**GOAL OF THE EXERCISE:** Examine the records and identify each line that includes the string "icon". Copy those lines.

Data extracted from a collection:
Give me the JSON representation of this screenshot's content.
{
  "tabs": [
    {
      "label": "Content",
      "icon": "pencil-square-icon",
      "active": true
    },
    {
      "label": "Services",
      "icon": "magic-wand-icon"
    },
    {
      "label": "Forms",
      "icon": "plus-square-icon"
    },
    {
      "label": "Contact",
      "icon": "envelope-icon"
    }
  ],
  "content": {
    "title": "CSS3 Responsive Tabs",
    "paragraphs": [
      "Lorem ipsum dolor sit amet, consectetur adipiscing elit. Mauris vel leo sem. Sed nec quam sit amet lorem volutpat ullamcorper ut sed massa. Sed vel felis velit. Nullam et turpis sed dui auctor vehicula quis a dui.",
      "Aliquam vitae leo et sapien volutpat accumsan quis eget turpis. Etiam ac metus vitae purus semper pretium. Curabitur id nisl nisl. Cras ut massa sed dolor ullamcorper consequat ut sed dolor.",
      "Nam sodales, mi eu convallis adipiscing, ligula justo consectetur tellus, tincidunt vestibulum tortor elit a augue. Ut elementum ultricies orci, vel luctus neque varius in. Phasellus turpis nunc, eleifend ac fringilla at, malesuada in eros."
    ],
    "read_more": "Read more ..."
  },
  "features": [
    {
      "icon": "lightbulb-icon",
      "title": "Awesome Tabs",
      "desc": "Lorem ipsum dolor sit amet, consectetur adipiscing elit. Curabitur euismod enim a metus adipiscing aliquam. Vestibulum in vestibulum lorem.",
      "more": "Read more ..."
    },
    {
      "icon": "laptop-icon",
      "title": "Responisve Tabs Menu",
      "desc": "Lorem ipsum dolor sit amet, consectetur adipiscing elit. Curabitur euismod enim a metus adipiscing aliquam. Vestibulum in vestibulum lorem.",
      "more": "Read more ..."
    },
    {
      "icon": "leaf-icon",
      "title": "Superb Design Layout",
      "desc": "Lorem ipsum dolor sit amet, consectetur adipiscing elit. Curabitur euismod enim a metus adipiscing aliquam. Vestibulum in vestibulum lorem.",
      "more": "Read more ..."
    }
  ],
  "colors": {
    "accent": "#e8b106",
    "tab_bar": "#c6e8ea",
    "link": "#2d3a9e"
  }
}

**THE COMPLETED TASK:**
      "icon": "pencil-square-icon",
      "icon": "magic-wand-icon"
      "icon": "plus-square-icon"
      "icon": "envelope-icon"
      "icon": "lightbulb-icon",
      "icon": "laptop-icon",
      "icon": "leaf-icon",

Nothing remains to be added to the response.